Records
______

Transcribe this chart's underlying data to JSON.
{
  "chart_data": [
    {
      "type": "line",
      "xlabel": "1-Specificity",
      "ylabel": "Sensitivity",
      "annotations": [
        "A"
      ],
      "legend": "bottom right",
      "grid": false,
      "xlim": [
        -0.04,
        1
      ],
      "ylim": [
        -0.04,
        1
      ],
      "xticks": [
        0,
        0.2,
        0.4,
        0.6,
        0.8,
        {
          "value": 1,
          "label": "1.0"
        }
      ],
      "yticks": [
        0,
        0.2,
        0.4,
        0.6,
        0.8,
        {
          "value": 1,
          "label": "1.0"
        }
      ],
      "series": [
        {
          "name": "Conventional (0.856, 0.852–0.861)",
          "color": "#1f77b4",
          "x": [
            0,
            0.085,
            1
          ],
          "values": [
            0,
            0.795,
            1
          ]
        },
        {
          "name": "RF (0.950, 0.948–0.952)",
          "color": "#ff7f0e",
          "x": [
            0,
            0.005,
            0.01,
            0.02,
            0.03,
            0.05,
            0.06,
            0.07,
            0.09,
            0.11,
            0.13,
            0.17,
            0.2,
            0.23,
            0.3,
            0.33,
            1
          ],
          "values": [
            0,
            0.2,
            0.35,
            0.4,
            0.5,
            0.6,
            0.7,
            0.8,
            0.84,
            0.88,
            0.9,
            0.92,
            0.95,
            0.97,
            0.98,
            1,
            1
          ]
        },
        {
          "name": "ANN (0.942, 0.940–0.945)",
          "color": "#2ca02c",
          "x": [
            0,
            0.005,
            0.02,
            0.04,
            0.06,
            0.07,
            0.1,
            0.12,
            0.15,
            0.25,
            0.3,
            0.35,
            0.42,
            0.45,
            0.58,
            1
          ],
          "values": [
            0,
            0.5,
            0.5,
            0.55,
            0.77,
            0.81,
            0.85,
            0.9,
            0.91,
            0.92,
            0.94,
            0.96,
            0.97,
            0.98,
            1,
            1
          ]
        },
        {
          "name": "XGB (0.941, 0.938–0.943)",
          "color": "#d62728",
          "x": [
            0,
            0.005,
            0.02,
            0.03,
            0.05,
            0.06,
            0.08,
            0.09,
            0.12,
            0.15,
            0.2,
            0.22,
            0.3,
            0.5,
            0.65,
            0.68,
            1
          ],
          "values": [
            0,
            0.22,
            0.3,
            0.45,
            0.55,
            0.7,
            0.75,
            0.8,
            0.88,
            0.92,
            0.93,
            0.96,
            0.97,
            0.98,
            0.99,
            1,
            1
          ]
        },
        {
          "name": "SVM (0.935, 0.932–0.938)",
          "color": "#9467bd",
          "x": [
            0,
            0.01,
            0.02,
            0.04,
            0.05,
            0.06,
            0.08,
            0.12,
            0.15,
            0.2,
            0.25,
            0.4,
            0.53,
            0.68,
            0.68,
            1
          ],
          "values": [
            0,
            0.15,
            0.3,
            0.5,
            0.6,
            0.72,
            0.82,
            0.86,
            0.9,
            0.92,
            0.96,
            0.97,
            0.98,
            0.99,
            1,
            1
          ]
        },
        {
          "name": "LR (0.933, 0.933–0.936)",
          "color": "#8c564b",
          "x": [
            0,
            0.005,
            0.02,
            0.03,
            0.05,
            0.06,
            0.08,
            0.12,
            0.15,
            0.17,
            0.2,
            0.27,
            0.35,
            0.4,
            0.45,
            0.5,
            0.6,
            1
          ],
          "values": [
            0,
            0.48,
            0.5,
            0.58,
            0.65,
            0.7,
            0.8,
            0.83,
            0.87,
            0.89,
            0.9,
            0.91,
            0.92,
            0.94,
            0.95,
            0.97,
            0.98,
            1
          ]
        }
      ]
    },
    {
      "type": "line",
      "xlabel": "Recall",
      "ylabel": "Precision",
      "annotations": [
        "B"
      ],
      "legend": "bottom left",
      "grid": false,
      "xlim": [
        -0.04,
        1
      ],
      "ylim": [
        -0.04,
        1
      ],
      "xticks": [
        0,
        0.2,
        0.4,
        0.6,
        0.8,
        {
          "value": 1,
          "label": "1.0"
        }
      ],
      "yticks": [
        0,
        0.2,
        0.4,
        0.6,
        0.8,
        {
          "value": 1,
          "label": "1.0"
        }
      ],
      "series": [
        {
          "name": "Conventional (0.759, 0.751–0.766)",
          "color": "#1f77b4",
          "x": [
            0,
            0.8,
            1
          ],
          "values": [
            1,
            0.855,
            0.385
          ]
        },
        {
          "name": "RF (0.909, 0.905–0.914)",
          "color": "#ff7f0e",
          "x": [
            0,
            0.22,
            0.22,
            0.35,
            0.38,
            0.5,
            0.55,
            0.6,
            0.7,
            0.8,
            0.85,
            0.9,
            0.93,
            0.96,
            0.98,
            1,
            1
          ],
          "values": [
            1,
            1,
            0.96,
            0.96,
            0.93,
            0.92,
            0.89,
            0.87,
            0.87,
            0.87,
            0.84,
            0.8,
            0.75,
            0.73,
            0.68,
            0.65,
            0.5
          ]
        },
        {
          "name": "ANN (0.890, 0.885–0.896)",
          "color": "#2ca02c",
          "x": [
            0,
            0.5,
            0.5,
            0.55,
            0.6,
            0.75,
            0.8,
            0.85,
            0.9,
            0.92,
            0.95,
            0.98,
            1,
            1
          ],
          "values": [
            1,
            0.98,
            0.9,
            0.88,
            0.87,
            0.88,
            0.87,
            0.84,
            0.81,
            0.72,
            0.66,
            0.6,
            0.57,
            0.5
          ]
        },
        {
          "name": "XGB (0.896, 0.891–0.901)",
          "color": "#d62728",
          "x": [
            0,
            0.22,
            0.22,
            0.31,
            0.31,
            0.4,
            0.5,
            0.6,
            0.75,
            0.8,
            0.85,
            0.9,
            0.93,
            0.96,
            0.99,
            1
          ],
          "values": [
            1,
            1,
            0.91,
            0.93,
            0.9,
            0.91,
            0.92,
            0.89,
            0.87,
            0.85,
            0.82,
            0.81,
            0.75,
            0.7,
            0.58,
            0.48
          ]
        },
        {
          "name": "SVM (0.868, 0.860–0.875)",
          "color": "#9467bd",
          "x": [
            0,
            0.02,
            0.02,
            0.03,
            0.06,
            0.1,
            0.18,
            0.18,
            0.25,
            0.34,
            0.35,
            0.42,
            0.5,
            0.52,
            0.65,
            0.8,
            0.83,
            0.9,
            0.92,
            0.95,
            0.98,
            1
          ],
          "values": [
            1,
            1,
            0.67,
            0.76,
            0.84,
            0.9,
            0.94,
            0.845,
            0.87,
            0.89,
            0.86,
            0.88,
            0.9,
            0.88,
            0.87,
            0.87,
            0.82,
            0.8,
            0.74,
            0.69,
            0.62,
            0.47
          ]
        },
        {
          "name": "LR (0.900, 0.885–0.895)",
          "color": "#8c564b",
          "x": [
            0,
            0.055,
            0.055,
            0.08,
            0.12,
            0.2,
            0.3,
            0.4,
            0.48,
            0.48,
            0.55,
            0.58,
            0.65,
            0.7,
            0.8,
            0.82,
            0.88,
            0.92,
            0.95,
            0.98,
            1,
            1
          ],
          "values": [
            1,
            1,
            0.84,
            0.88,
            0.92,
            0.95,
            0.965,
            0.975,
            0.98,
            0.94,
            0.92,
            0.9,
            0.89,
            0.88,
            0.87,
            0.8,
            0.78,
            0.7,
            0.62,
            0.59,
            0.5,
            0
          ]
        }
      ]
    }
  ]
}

______

What needs to be done: Transcribe every entry exactly.

Answer to the problem:
Transcribe this chart's underlying data to JSON.
{
  "chart_data": [
    {
      "type": "line",
      "xlabel": "1-Specificity",
      "ylabel": "Sensitivity",
      "annotations": [
        "A"
      ],
      "legend": "bottom right",
      "grid": false,
      "xlim": [
        -0.04,
        1
      ],
      "ylim": [
        -0.04,
        1
      ],
      "xticks": [
        0,
        0.2,
        0.4,
        0.6,
        0.8,
        {
          "value": 1,
          "label": "1.0"
        }
      ],
      "yticks": [
        0,
        0.2,
        0.4,
        0.6,
        0.8,
        {
          "value": 1,
          "label": "1.0"
        }
      ],
      "series": [
        {
          "name": "Conventional (0.856, 0.852–0.861)",
          "color": "#1f77b4",
          "x": [
            0,
            0.085,
            1
          ],
          "values": [
            0,
            0.795,
            1
          ]
        },
        {
          "name": "RF (0.950, 0.948–0.952)",
          "color": "#ff7f0e",
          "x": [
            0,
            0.005,
            0.01,
            0.02,
            0.03,
            0.05,
            0.06,
            0.07,
            0.09,
            0.11,
            0.13,
            0.17,
            0.2,
            0.23,
            0.3,
            0.33,
            1
          ],
          "values": [
            0,
            0.2,
            0.35,
            0.4,
            0.5,
            0.6,
            0.7,
            0.8,
            0.84,
            0.88,
            0.9,
            0.92,
            0.95,
            0.97,
            0.98,
            1,
            1
          ]
        },
        {
          "name": "ANN (0.942, 0.940–0.945)",
          "color": "#2ca02c",
          "x": [
            0,
            0.005,
            0.02,
            0.04,
            0.06,
            0.07,
            0.1,
            0.12,
            0.15,
            0.25,
            0.3,
            0.35,
            0.42,
            0.45,
            0.58,
            1
          ],
          "values": [
            0,
            0.5,
            0.5,
            0.55,
            0.77,
            0.81,
            0.85,
            0.9,
            0.91,
            0.92,
            0.94,
            0.96,
            0.97,
            0.98,
            1,
            1
          ]
        },
        {
          "name": "XGB (0.941, 0.938–0.943)",
          "color": "#d62728",
          "x": [
            0,
            0.005,
            0.02,
            0.03,
            0.05,
            0.06,
            0.08,
            0.09,
            0.12,
            0.15,
            0.2,
            0.22,
            0.3,
            0.5,
            0.65,
            0.68,
            1
          ],
          "values": [
            0,
            0.22,
            0.3,
            0.45,
            0.55,
            0.7,
            0.75,
            0.8,
            0.88,
            0.92,
            0.93,
            0.96,
            0.97,
            0.98,
            0.99,
            1,
            1
          ]
        },
        {
          "name": "SVM (0.935, 0.932–0.938)",
          "color": "#9467bd",
          "x": [
            0,
            0.01,
            0.02,
            0.04,
            0.05,
            0.06,
            0.08,
            0.12,
            0.15,
            0.2,
            0.25,
            0.4,
            0.53,
            0.68,
            0.68,
            1
          ],
          "values": [
            0,
            0.15,
            0.3,
            0.5,
            0.6,
            0.72,
            0.82,
            0.86,
            0.9,
            0.92,
            0.96,
            0.97,
            0.98,
            0.99,
            1,
            1
          ]
        },
        {
          "name": "LR (0.933, 0.933–0.936)",
          "color": "#8c564b",
          "x": [
            0,
            0.005,
            0.02,
            0.03,
            0.05,
            0.06,
            0.08,
            0.12,
            0.15,
            0.17,
            0.2,
            0.27,
            0.35,
            0.4,
            0.45,
            0.5,
            0.6,
            1
          ],
          "values": [
            0,
            0.48,
            0.5,
            0.58,
            0.65,
            0.7,
            0.8,
            0.83,
            0.87,
            0.89,
            0.9,
            0.91,
            0.92,
            0.94,
            0.95,
            0.97,
            0.98,
            1
          ]
        }
      ]
    },
    {
      "type": "line",
      "xlabel": "Recall",
      "ylabel": "Precision",
      "annotations": [
        "B"
      ],
      "legend": "bottom left",
      "grid": false,
      "xlim": [
        -0.04,
        1
      ],
      "ylim": [
        -0.04,
        1
      ],
      "xticks": [
        0,
        0.2,
        0.4,
        0.6,
        0.8,
        {
          "value": 1,
          "label": "1.0"
        }
      ],
      "yticks": [
        0,
        0.2,
        0.4,
        0.6,
        0.8,
        {
          "value": 1,
          "label": "1.0"
        }
      ],
      "series": [
        {
          "name": "Conventional (0.759, 0.751–0.766)",
          "color": "#1f77b4",
          "x": [
            0,
            0.8,
            1
          ],
          "values": [
            1,
            0.855,
            0.385
          ]
        },
        {
          "name": "RF (0.909, 0.905–0.914)",
          "color": "#ff7f0e",
          "x": [
            0,
            0.22,
            0.22,
            0.35,
            0.38,
            0.5,
            0.55,
            0.6,
            0.7,
            0.8,
            0.85,
            0.9,
            0.93,
            0.96,
            0.98,
            1,
            1
          ],
          "values": [
            1,
            1,
            0.96,
            0.96,
            0.93,
            0.92,
            0.89,
            0.87,
            0.87,
            0.87,
            0.84,
            0.8,
            0.75,
            0.73,
            0.68,
            0.65,
            0.5
          ]
        },
        {
          "name": "ANN (0.890, 0.885–0.896)",
          "color": "#2ca02c",
          "x": [
            0,
            0.5,
            0.5,
            0.55,
            0.6,
            0.75,
            0.8,
            0.85,
            0.9,
            0.92,
            0.95,
            0.98,
            1,
            1
          ],
          "values": [
            1,
            0.98,
            0.9,
            0.88,
            0.87,
            0.88,
            0.87,
            0.84,
            0.81,
            0.72,
            0.66,
            0.6,
            0.57,
            0.5
          ]
        },
        {
          "name": "XGB (0.896, 0.891–0.901)",
          "color": "#d62728",
          "x": [
            0,
            0.22,
            0.22,
            0.31,
            0.31,
            0.4,
            0.5,
            0.6,
            0.75,
            0.8,
            0.85,
            0.9,
            0.93,
            0.96,
            0.99,
            1
          ],
          "values": [
            1,
            1,
            0.91,
            0.93,
            0.9,
            0.91,
            0.92,
            0.89,
            0.87,
            0.85,
            0.82,
            0.81,
            0.75,
            0.7,
            0.58,
            0.48
          ]
        },
        {
          "name": "SVM (0.868, 0.860–0.875)",
          "color": "#9467bd",
          "x": [
            0,
            0.02,
            0.02,
            0.03,
            0.06,
            0.1,
            0.18,
            0.18,
            0.25,
            0.34,
            0.35,
            0.42,
            0.5,
            0.52,
            0.65,
            0.8,
            0.83,
            0.9,
            0.92,
            0.95,
            0.98,
            1
          ],
          "values": [
            1,
            1,
            0.67,
            0.76,
            0.84,
            0.9,
            0.94,
            0.845,
            0.87,
            0.89,
            0.86,
            0.88,
            0.9,
            0.88,
            0.87,
            0.87,
            0.82,
            0.8,
            0.74,
            0.69,
            0.62,
            0.47
          ]
        },
        {
          "name": "LR (0.900, 0.885–0.895)",
          "color": "#8c564b",
          "x": [
            0,
            0.055,
            0.055,
            0.08,
            0.12,
            0.2,
            0.3,
            0.4,
            0.48,
            0.48,
            0.55,
            0.58,
            0.65,
            0.7,
            0.8,
            0.82,
            0.88,
            0.92,
            0.95,
            0.98,
            1,
            1
          ],
          "values": [
            1,
            1,
            0.84,
            0.88,
            0.92,
            0.95,
            0.965,
            0.975,
            0.98,
            0.94,
            0.92,
            0.9,
            0.89,
            0.88,
            0.87,
            0.8,
            0.78,
            0.7,
            0.62,
            0.59,
            0.5,
            0
          ]
        }
      ]
    }
  ]
}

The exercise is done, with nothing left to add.